What to work on: Copy out the listing that follows, exactly, without its pictures.

##########

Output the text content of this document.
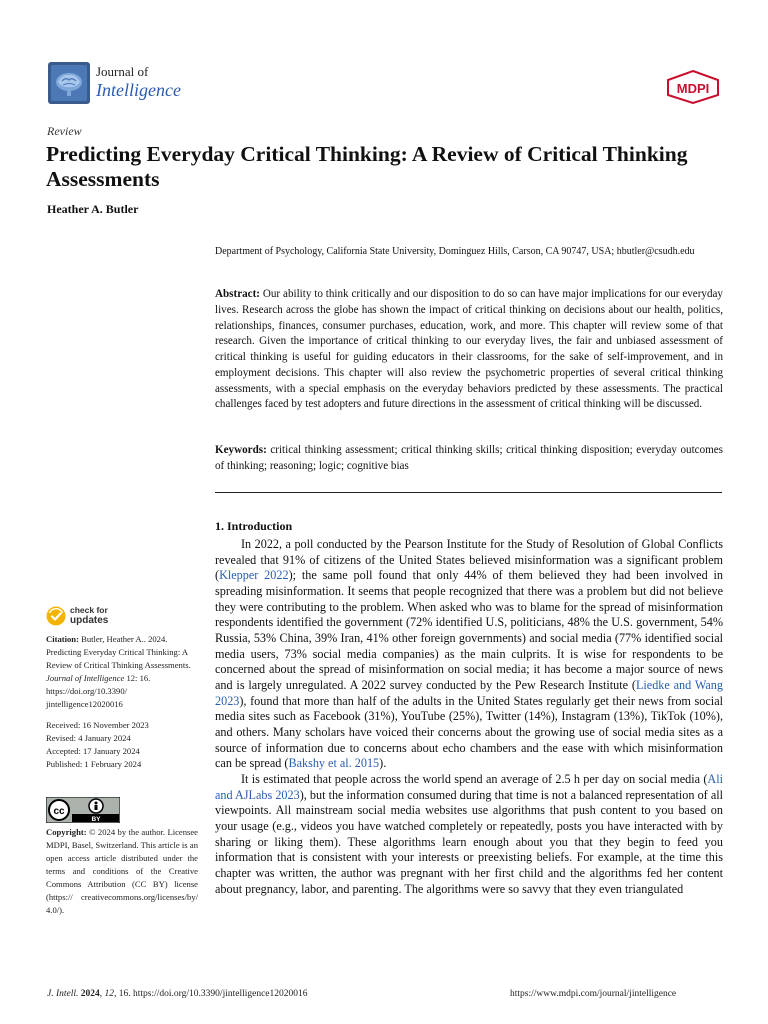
Journal of
Intelligence	MDPI
Review
Predicting Everyday Critical Thinking: A Review of Critical Thinking Assessments
Heather A. Butler
Department of Psychology, California State University, Dominguez Hills, Carson, CA 90747, USA; hbutler@csudh.edu
Abstract: Our ability to think critically and our disposition to do so can have major implications for our everyday lives. Research across the globe has shown the impact of critical thinking on decisions about our health, politics, relationships, finances, consumer purchases, education, work, and more. This chapter will review some of that research. Given the importance of critical thinking to our everyday lives, the fair and unbiased assessment of critical thinking is useful for guiding educators in their classrooms, for the sake of self-improvement, and in employment decisions. This chapter will also review the psychometric properties of several critical thinking assessments, with a special emphasis on the everyday behaviors predicted by these assessments. The practical challenges faced by test adopters and future directions in the assessment of critical thinking will be discussed.
Keywords: critical thinking assessment; critical thinking skills; critical thinking disposition; everyday outcomes of thinking; reasoning; logic; cognitive bias
1. Introduction

In 2022, a poll conducted by the Pearson Institute for the Study of Resolution of Global Conflicts revealed that 91% of citizens of the United States believed misinformation was a significant problem (Klepper 2022); the same poll found that only 44% of them believed they had been involved in spreading misinformation. It seems that people recognized that there was a problem but did not believe they were contributing to the problem. When asked who was to blame for the spread of misinformation respondents identified the government (72% identified U.S, politicians, 48% the U.S. government, 54% Russia, 53% China, 39% Iran, 41% other foreign governments) and social media (77% identified social media users, 73% social media companies) as the main culprits. It is wise for respondents to be concerned about the spread of misinformation on social media; it has become a major source of news and is largely unregulated. A 2022 survey conducted by the Pew Research Institute (Liedke and Wang 2023), found that more than half of the adults in the United States regularly get their news from social media sites such as Facebook (31%), YouTube (25%), Twitter (14%), Instagram (13%), TikTok (10%), and others. Many scholars have voiced their concerns about the growing use of social media sites as a source of information due to concerns about echo chambers and the ease with which misinformation can be spread (Bakshy et al. 2015).

It is estimated that people across the world spend an average of 2.5 h per day on social media (Ali and AJLabs 2023), but the information consumed during that time is not a balanced representation of all viewpoints. All mainstream social media websites use algorithms that push content to you based on your usage (e.g., videos you have watched completely or repeatedly, posts you have interacted with by sharing or liking them). These algorithms learn enough about you that they begin to feed you information that is consistent with your interests or preexisting beliefs. For example, at the time this chapter was written, the author was pregnant with her first child and the algorithms fed her content about pregnancy, labor, and parenting. The algorithms were so savvy that they even triangulated

check for
updates
Citation: Butler, Heather A.. 2024. Predicting Everyday Critical Thinking: A Review of Critical Thinking Assessments. Journal of Intelligence 12: 16. https://doi.org/10.3390/ jintelligence12020016
Received: 16 November 2023
Revised: 4 January 2024
Accepted: 17 January 2024
Published: 1 February 2024
cc
BY
Copyright: © 2024 by the author. Licensee MDPI, Basel, Switzerland. This article is an open access article distributed under the terms and conditions of the Creative Commons Attribution (CC BY) license (https:// creativecommons.org/licenses/by/ 4.0/).
J. Intell. 2024, 12, 16. https://doi.org/10.3390/jintelligence12020016	https://www.mdpi.com/journal/jintelligence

##########

Written response:
Output the text content of this document.
Journal of
Intelligence	MDPI
Review
Predicting Everyday Critical Thinking: A Review of Critical Thinking Assessments
Heather A. Butler
Department of Psychology, California State University, Dominguez Hills, Carson, CA 90747, USA; hbutler@csudh.edu
Abstract: Our ability to think critically and our disposition to do so can have major implications for our everyday lives. Research across the globe has shown the impact of critical thinking on decisions about our health, politics, relationships, finances, consumer purchases, education, work, and more. This chapter will review some of that research. Given the importance of critical thinking to our everyday lives, the fair and unbiased assessment of critical thinking is useful for guiding educators in their classrooms, for the sake of self-improvement, and in employment decisions. This chapter will also review the psychometric properties of several critical thinking assessments, with a special emphasis on the everyday behaviors predicted by these assessments. The practical challenges faced by test adopters and future directions in the assessment of critical thinking will be discussed.
Keywords: critical thinking assessment; critical thinking skills; critical thinking disposition; everyday outcomes of thinking; reasoning; logic; cognitive bias
1. Introduction

In 2022, a poll conducted by the Pearson Institute for the Study of Resolution of Global Conflicts revealed that 91% of citizens of the United States believed misinformation was a significant problem (Klepper 2022); the same poll found that only 44% of them believed they had been involved in spreading misinformation. It seems that people recognized that there was a problem but did not believe they were contributing to the problem. When asked who was to blame for the spread of misinformation respondents identified the government (72% identified U.S, politicians, 48% the U.S. government, 54% Russia, 53% China, 39% Iran, 41% other foreign governments) and social media (77% identified social media users, 73% social media companies) as the main culprits. It is wise for respondents to be concerned about the spread of misinformation on social media; it has become a major source of news and is largely unregulated. A 2022 survey conducted by the Pew Research Institute (Liedke and Wang 2023), found that more than half of the adults in the United States regularly get their news from social media sites such as Facebook (31%), YouTube (25%), Twitter (14%), Instagram (13%), TikTok (10%), and others. Many scholars have voiced their concerns about the growing use of social media sites as a source of information due to concerns about echo chambers and the ease with which misinformation can be spread (Bakshy et al. 2015).

It is estimated that people across the world spend an average of 2.5 h per day on social media (Ali and AJLabs 2023), but the information consumed during that time is not a balanced representation of all viewpoints. All mainstream social media websites use algorithms that push content to you based on your usage (e.g., videos you have watched completely or repeatedly, posts you have interacted with by sharing or liking them). These algorithms learn enough about you that they begin to feed you information that is consistent with your interests or preexisting beliefs. For example, at the time this chapter was written, the author was pregnant with her first child and the algorithms fed her content about pregnancy, labor, and parenting. The algorithms were so savvy that they even triangulated

check for
updates
Citation: Butler, Heather A.. 2024. Predicting Everyday Critical Thinking: A Review of Critical Thinking Assessments. Journal of Intelligence 12: 16. https://doi.org/10.3390/ jintelligence12020016
Received: 16 November 2023
Revised: 4 January 2024
Accepted: 17 January 2024
Published: 1 February 2024
cc
BY
Copyright: © 2024 by the author. Licensee MDPI, Basel, Switzerland. This article is an open access article distributed under the terms and conditions of the Creative Commons Attribution (CC BY) license (https:// creativecommons.org/licenses/by/ 4.0/).
J. Intell. 2024, 12, 16. https://doi.org/10.3390/jintelligence12020016	https://www.mdpi.com/journal/jintelligence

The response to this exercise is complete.